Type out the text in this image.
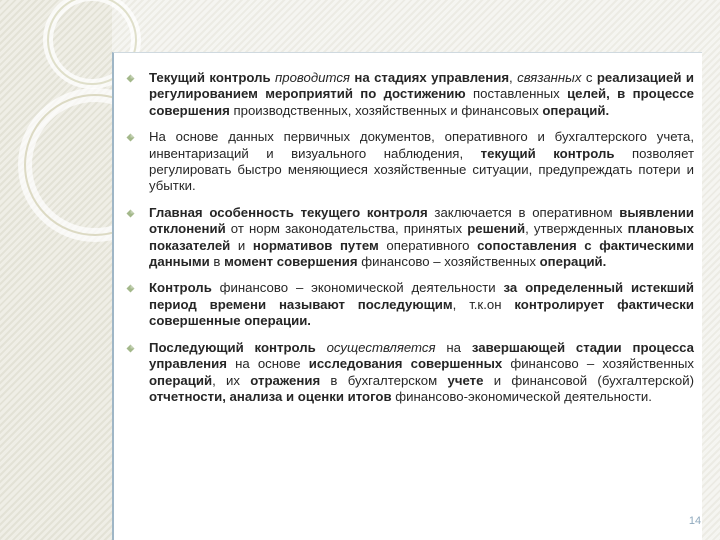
Текущий контроль проводится на стадиях управления, связанных с реализацией и регулированием мероприятий по достижению поставленных целей, в процессе совершения производственных, хозяйственных и финансовых операций.
На основе данных первичных документов, оперативного и бухгалтерского учета, инвентаризаций и визуального наблюдения, текущий контроль позволяет регулировать быстро меняющиеся хозяйственные ситуации, предупреждать потери и убытки.
Главная особенность текущего контроля заключается в оперативном выявлении отклонений от норм законодательства, принятых решений, утвержденных плановых показателей и нормативов путем оперативного сопоставления с фактическими данными в момент совершения финансово – хозяйственных операций.
Контроль финансово – экономической деятельности за определенный истекший период времени называют последующим, т.к.он контролирует фактически совершенные операции.
Последующий контроль осуществляется на завершающей стадии процесса управления на основе исследования совершенных финансово – хозяйственных операций, их отражения в бухгалтерском учете и финансовой (бухгалтерской) отчетности, анализа и оценки итогов финансово-экономической деятельности.
14
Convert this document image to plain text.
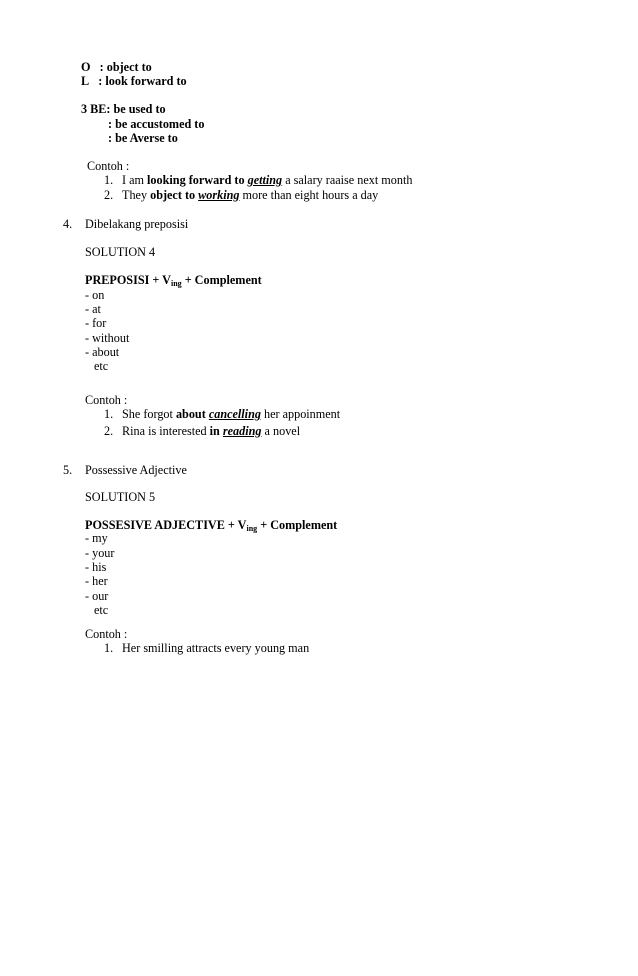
O : object to
L : look forward to
3 BE: be used to
: be accustomed to
: be Averse to
Contoh :
1. I am looking forward to getting a salary raaise next month
2. They object to working more than eight hours a day
4. Dibelakang preposisi
SOLUTION 4
PREPOSISI + $V_{ing}$ + Complement
- on
- at
- for
- without
- about
etc
Contoh :
1. She forgot about cancelling her appoinment
2. Rina is interested in reading a novel
5. Possessive Adjective
SOLUTION 5
POSSESIVE ADJECTIVE + $V_{ing}$ + Complement
- my
- your
- his
- her
- our
etc
Contoh :
1. Her smilling attracts every young man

===

* **PROBLEM TO SOLVE**: Print all of the records shown above exactly, leaving out each picture.

* **FINISHED ANSWER**:
Type out the text in this image.
Текущий контроль проводится на стадиях управления, связанных с реализацией и регулированием мероприятий по достижению поставленных целей, в процессе совершения производственных, хозяйственных и финансовых операций.
На основе данных первичных документов, оперативного и бухгалтерского учета, инвентаризаций и визуального наблюдения, текущий контроль позволяет регулировать быстро меняющиеся хозяйственные ситуации, предупреждать потери и убытки.
Главная особенность текущего контроля заключается в оперативном выявлении отклонений от норм законодательства, принятых решений, утвержденных плановых показателей и нормативов путем оперативного сопоставления с фактическими данными в момент совершения финансово – хозяйственных операций.
Контроль финансово – экономической деятельности за определенный истекший период времени называют последующим, т.к.он контролирует фактически совершенные операции.
Последующий контроль осуществляется на завершающей стадии процесса управления на основе исследования совершенных финансово – хозяйственных операций, их отражения в бухгалтерском учете и финансовой (бухгалтерской) отчетности, анализа и оценки итогов финансово-экономической деятельности.
14
Convert this document image to plain text.
O : object to
L : look forward to
3 BE: be used to
: be accustomed to
: be Averse to
Contoh :
1. I am looking forward to getting a salary raaise next month
2. They object to working more than eight hours a day
4. Dibelakang preposisi
SOLUTION 4
PREPOSISI + $V_{ing}$ + Complement
- on
- at
- for
- without
- about
etc
Contoh :
1. She forgot about cancelling her appoinment
2. Rina is interested in reading a novel
5. Possessive Adjective
SOLUTION 5
POSSESIVE ADJECTIVE + $V_{ing}$ + Complement
- my
- your
- his
- her
- our
etc
Contoh :
1. Her smilling attracts every young man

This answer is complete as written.